• _Instructions to follow_
Locate the line containing "What's the underlying" in the material below. Copy that line and all following lines through the end exactly, omitting any pictures.

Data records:
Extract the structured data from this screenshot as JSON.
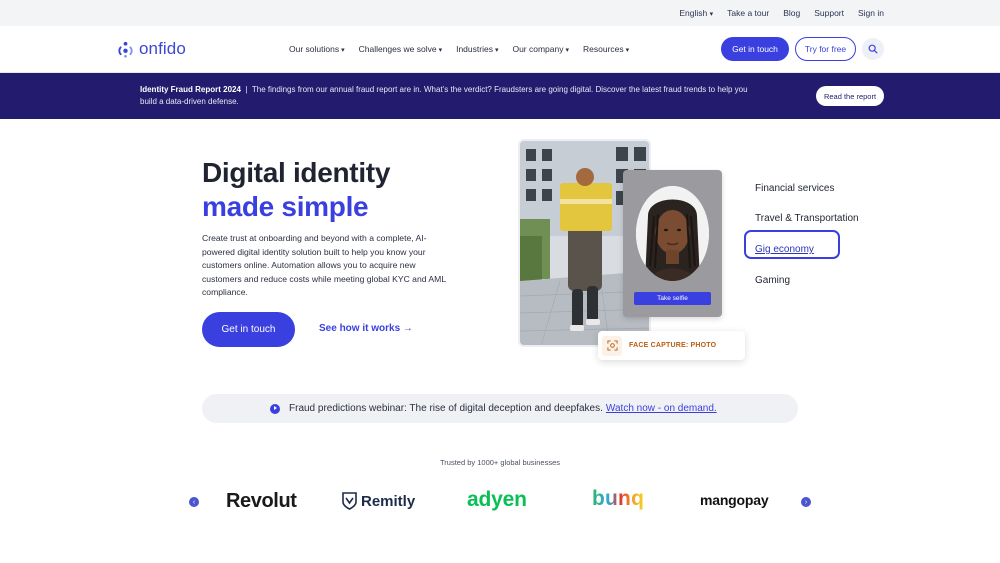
{
  "utility": {
    "language": "English",
    "links": [
      "Take a tour",
      "Blog",
      "Support",
      "Sign in"
    ]
  },
  "nav": {
    "logo_text": "onfido",
    "menu": [
      "Our solutions",
      "Challenges we solve",
      "Industries",
      "Our company",
      "Resources"
    ],
    "cta_label": "Get in touch",
    "try_label": "Try for free",
    "search_icon": "search-icon"
  },
  "banner": {
    "title": "Identity Fraud Report 2024",
    "separator": "|",
    "text": "The findings from our annual fraud report are in. What’s the verdict? Fraudsters are going digital. Discover the latest fraud trends to help you build a data-driven defense.",
    "button": "Read the report"
  },
  "hero": {
    "title_line1": "Digital identity",
    "title_line2": "made simple",
    "description": "Create trust at onboarding and beyond with a complete, AI-powered digital identity solution built to help you know your customers online.  Automation allows you to acquire new customers and reduce costs while meeting global KYC and AML compliance.",
    "cta_label": "Get in touch",
    "link_label": "See how it works →"
  },
  "visual": {
    "selfie_button": "Take selfie",
    "capture_label": "FACE CAPTURE: PHOTO"
  },
  "use_cases": {
    "items": [
      "Financial services",
      "Travel & Transportation",
      "Gig economy",
      "Gaming"
    ],
    "active": "Gig economy"
  },
  "webinar": {
    "text": "Fraud predictions webinar: The rise of digital deception and deepfakes.",
    "link": "Watch now - on demand."
  },
  "logos": {
    "heading": "Trusted by 1000+ global businesses",
    "brands": [
      "Revolut",
      "Remitly",
      "adyen",
      "bunq",
      "mangopay"
    ]
  },
  "colors": {
    "brand": "#3a3fe0",
    "banner_bg": "#231c6e",
    "adyen": "#0abf53",
    "capture_text": "#b85c10"
  }
}
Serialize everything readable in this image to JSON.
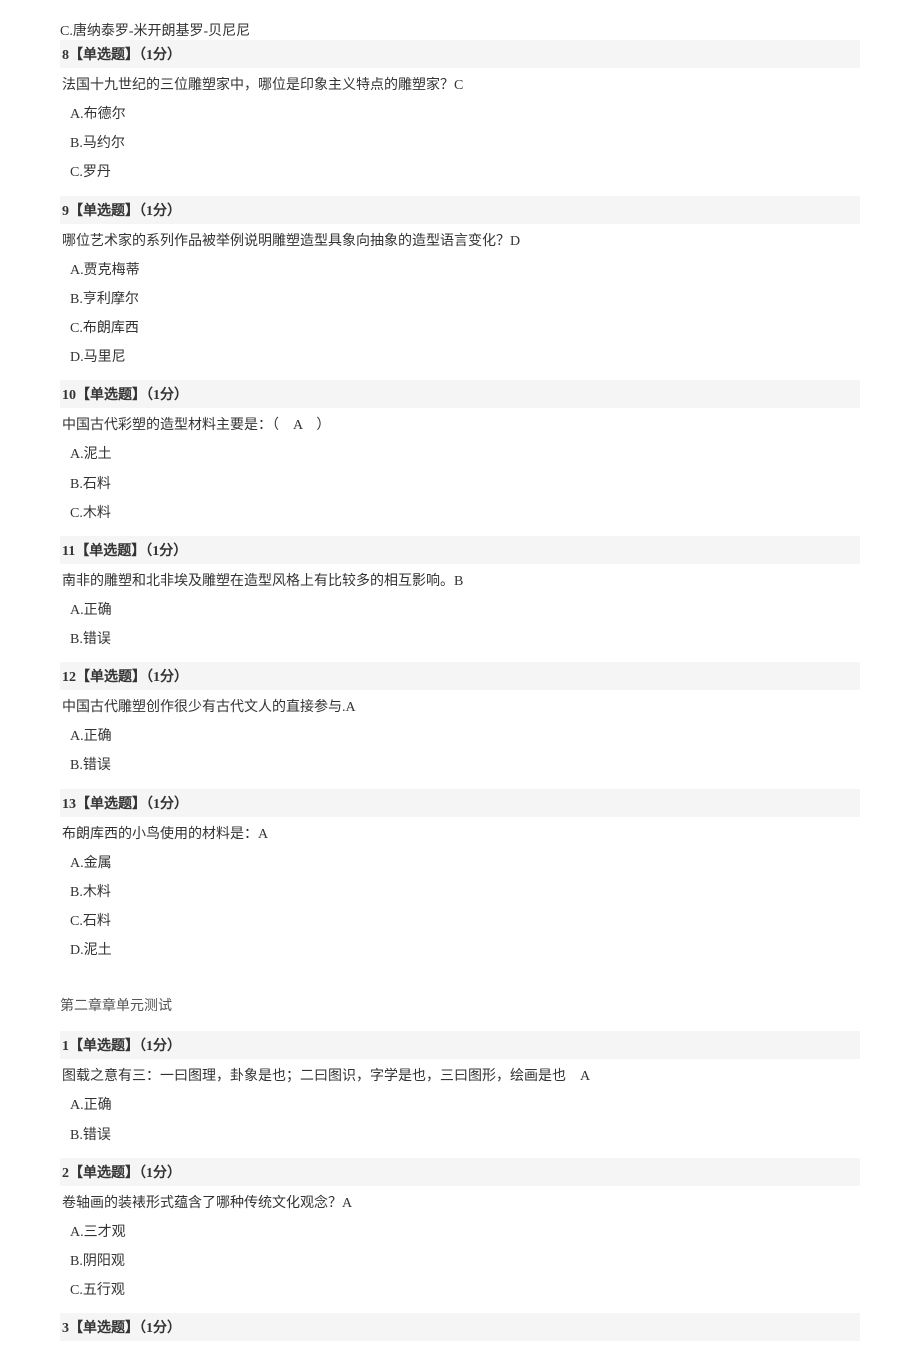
{
  "prev_answer": {
    "text": "C.唐纳泰罗-米开朗基罗-贝尼尼"
  },
  "questions": [
    {
      "id": "8",
      "type": "【单选题】（1分）",
      "text": "法国十九世纪的三位雕塑家中，哪位是印象主义特点的雕塑家？C",
      "options": [
        "A.布德尔",
        "B.马约尔",
        "C.罗丹"
      ],
      "correct": "C"
    },
    {
      "id": "9",
      "type": "【单选题】（1分）",
      "text": "哪位艺术家的系列作品被举例说明雕塑造型具象向抽象的造型语言变化？D",
      "options": [
        "A.贾克梅蒂",
        "B.亨利摩尔",
        "C.布朗库西",
        "D.马里尼"
      ],
      "correct": "D"
    },
    {
      "id": "10",
      "type": "【单选题】（1分）",
      "text": "中国古代彩塑的造型材料主要是：（　A　）",
      "options": [
        "A.泥土",
        "B.石料",
        "C.木料"
      ],
      "correct": "A"
    },
    {
      "id": "11",
      "type": "【单选题】（1分）",
      "text": "南非的雕塑和北非埃及雕塑在造型风格上有比较多的相互影响。B",
      "options": [
        "A.正确",
        "B.错误"
      ],
      "correct": "B"
    },
    {
      "id": "12",
      "type": "【单选题】（1分）",
      "text": "中国古代雕塑创作很少有古代文人的直接参与.A",
      "options": [
        "A.正确",
        "B.错误"
      ],
      "correct": "A"
    },
    {
      "id": "13",
      "type": "【单选题】（1分）",
      "text": "布朗库西的小鸟使用的材料是：A",
      "options": [
        "A.金属",
        "B.木料",
        "C.石料",
        "D.泥土"
      ],
      "correct": "A"
    }
  ],
  "section2": {
    "title": "第二章章单元测试",
    "questions": [
      {
        "id": "1",
        "type": "【单选题】（1分）",
        "text": "图载之意有三：一曰图理，卦象是也；二曰图识，字学是也，三曰图形，绘画是也　A",
        "options": [
          "A.正确",
          "B.错误"
        ],
        "correct": "A"
      },
      {
        "id": "2",
        "type": "【单选题】（1分）",
        "text": "卷轴画的装裱形式蕴含了哪种传统文化观念？A",
        "options": [
          "A.三才观",
          "B.阴阳观",
          "C.五行观"
        ],
        "correct": "A"
      },
      {
        "id": "3",
        "type": "【单选题】（1分）",
        "text": "",
        "options": [],
        "correct": ""
      }
    ]
  }
}
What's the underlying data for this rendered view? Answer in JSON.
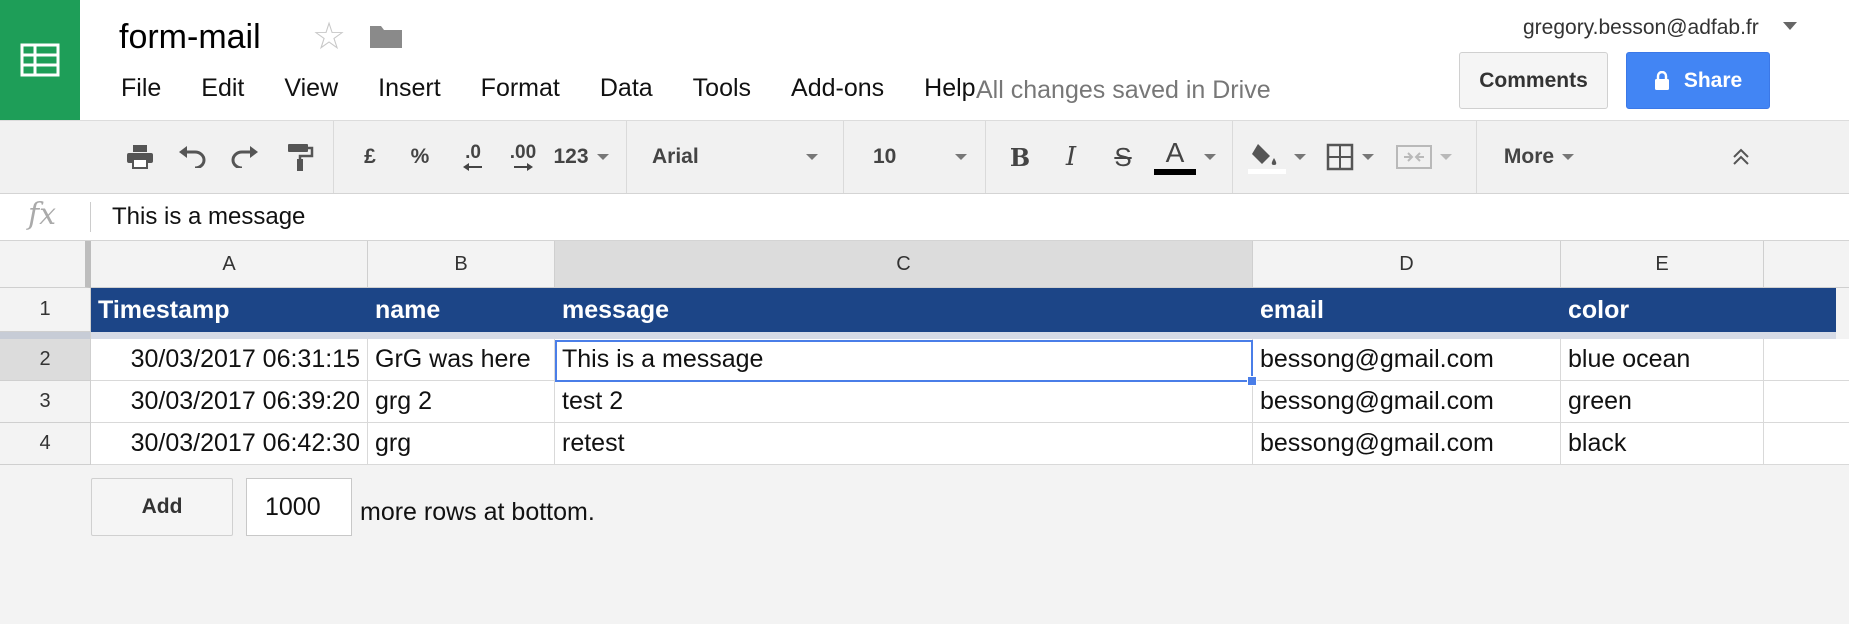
{
  "app": {
    "document_title": "form-mail",
    "save_status": "All changes saved in Drive",
    "user_email": "gregory.besson@adfab.fr",
    "comments_label": "Comments",
    "share_label": "Share",
    "brand_color": "#1e9e58",
    "share_color": "#4285f4"
  },
  "menu": [
    "File",
    "Edit",
    "View",
    "Insert",
    "Format",
    "Data",
    "Tools",
    "Add-ons",
    "Help"
  ],
  "toolbar": {
    "currency": "£",
    "percent": "%",
    "decrease_decimals": ".0",
    "increase_decimals": ".00",
    "number_format": "123",
    "font_family": "Arial",
    "font_size": "10",
    "bold": "B",
    "italic": "I",
    "strikethrough": "S",
    "text_color": "A",
    "more": "More",
    "icons": [
      "print-icon",
      "undo-icon",
      "redo-icon",
      "paint-format-icon",
      "fill-color-icon",
      "borders-icon",
      "merge-cells-icon",
      "collapse-toolbar-icon"
    ]
  },
  "formula_bar": {
    "fx": "fx",
    "value": "This is a message"
  },
  "sheet": {
    "columns": [
      "A",
      "B",
      "C",
      "D",
      "E"
    ],
    "selected_column": "C",
    "row_numbers": [
      "1",
      "2",
      "3",
      "4"
    ],
    "selected_row": "2",
    "header_row": [
      "Timestamp",
      "name",
      "message",
      "email",
      "color"
    ],
    "header_color": "#1c4587",
    "rows": [
      [
        "30/03/2017 06:31:15",
        "GrG was here",
        "This is a message",
        "bessong@gmail.com",
        "blue ocean"
      ],
      [
        "30/03/2017 06:39:20",
        "grg 2",
        "test 2",
        "bessong@gmail.com",
        "green"
      ],
      [
        "30/03/2017 06:42:30",
        "grg",
        "retest",
        "bessong@gmail.com",
        "black"
      ]
    ],
    "active_cell": "C2"
  },
  "add_rows": {
    "button_label": "Add",
    "count": "1000",
    "suffix": "more rows at bottom."
  }
}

• _Finished answer_
What's the underlying data for this rendered view? Answer in JSON.
{
  "app": {
    "document_title": "form-mail",
    "save_status": "All changes saved in Drive",
    "user_email": "gregory.besson@adfab.fr",
    "comments_label": "Comments",
    "share_label": "Share",
    "brand_color": "#1e9e58",
    "share_color": "#4285f4"
  },
  "menu": [
    "File",
    "Edit",
    "View",
    "Insert",
    "Format",
    "Data",
    "Tools",
    "Add-ons",
    "Help"
  ],
  "toolbar": {
    "currency": "£",
    "percent": "%",
    "decrease_decimals": ".0",
    "increase_decimals": ".00",
    "number_format": "123",
    "font_family": "Arial",
    "font_size": "10",
    "bold": "B",
    "italic": "I",
    "strikethrough": "S",
    "text_color": "A",
    "more": "More",
    "icons": [
      "print-icon",
      "undo-icon",
      "redo-icon",
      "paint-format-icon",
      "fill-color-icon",
      "borders-icon",
      "merge-cells-icon",
      "collapse-toolbar-icon"
    ]
  },
  "formula_bar": {
    "fx": "fx",
    "value": "This is a message"
  },
  "sheet": {
    "columns": [
      "A",
      "B",
      "C",
      "D",
      "E"
    ],
    "selected_column": "C",
    "row_numbers": [
      "1",
      "2",
      "3",
      "4"
    ],
    "selected_row": "2",
    "header_row": [
      "Timestamp",
      "name",
      "message",
      "email",
      "color"
    ],
    "header_color": "#1c4587",
    "rows": [
      [
        "30/03/2017 06:31:15",
        "GrG was here",
        "This is a message",
        "bessong@gmail.com",
        "blue ocean"
      ],
      [
        "30/03/2017 06:39:20",
        "grg 2",
        "test 2",
        "bessong@gmail.com",
        "green"
      ],
      [
        "30/03/2017 06:42:30",
        "grg",
        "retest",
        "bessong@gmail.com",
        "black"
      ]
    ],
    "active_cell": "C2"
  },
  "add_rows": {
    "button_label": "Add",
    "count": "1000",
    "suffix": "more rows at bottom."
  }
}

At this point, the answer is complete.